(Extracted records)

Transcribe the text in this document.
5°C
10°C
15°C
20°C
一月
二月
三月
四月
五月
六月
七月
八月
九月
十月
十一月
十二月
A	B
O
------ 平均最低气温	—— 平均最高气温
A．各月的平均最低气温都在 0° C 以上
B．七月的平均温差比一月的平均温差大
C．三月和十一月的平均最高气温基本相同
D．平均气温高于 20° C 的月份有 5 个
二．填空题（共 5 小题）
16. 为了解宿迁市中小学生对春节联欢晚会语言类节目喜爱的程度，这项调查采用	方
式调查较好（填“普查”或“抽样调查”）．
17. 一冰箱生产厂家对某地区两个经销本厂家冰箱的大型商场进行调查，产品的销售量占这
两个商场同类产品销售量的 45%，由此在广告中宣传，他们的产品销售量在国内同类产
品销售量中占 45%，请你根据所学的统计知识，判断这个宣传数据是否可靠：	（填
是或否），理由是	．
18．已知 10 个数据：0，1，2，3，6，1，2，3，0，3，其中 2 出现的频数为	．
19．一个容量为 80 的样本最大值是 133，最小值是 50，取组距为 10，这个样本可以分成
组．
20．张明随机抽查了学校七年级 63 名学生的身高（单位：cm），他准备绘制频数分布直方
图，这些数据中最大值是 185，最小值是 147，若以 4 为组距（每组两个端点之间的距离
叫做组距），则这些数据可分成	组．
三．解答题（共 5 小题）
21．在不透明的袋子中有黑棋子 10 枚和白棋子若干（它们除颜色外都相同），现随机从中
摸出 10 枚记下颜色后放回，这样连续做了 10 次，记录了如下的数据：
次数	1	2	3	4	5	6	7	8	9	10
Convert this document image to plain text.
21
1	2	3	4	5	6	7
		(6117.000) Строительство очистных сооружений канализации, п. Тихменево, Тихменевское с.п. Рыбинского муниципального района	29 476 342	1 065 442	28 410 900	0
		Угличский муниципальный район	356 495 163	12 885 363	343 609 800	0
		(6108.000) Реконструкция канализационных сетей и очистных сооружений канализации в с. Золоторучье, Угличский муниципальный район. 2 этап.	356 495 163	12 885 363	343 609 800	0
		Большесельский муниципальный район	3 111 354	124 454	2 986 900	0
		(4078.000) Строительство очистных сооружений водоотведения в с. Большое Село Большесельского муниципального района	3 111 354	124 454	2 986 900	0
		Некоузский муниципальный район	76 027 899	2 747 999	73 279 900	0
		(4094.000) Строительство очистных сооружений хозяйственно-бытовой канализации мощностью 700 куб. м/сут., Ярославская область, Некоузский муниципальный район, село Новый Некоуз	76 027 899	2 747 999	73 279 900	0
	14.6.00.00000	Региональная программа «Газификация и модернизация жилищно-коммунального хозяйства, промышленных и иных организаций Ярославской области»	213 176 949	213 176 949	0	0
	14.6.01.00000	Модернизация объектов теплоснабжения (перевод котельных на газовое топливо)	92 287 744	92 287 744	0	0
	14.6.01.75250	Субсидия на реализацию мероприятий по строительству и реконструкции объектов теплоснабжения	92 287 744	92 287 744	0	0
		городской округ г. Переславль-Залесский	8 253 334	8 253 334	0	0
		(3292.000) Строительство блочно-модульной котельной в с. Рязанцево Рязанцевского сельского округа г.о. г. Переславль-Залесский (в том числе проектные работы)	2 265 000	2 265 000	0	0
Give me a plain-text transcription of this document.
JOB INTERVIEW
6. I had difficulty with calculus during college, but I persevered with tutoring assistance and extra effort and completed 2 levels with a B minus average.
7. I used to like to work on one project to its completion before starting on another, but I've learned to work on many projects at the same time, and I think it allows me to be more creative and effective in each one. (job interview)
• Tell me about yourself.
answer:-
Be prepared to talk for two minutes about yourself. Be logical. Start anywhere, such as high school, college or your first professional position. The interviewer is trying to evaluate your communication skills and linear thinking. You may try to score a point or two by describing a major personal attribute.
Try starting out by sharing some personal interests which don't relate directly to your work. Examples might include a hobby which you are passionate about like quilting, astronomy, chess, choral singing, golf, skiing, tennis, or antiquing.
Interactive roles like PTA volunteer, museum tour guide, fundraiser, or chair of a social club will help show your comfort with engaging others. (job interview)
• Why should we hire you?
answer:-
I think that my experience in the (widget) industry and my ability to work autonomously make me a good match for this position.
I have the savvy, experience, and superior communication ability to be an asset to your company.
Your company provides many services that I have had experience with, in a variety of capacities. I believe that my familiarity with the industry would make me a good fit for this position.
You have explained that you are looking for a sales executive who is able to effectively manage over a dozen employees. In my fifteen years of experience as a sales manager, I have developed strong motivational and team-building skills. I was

→ **WHAT THIS TASK INVOLVES**: Which lines of the data include "объектов"? Copy each of them.

→ **TASK OUTPUT**:
	14.6.01.00000	Модернизация объектов теплоснабжения (перевод котельных на газовое топливо)	92 287 744	92 287 744	0	0
	14.6.01.75250	Субсидия на реализацию мероприятий по строительству и реконструкции объектов теплоснабжения	92 287 744	92 287 744	0	0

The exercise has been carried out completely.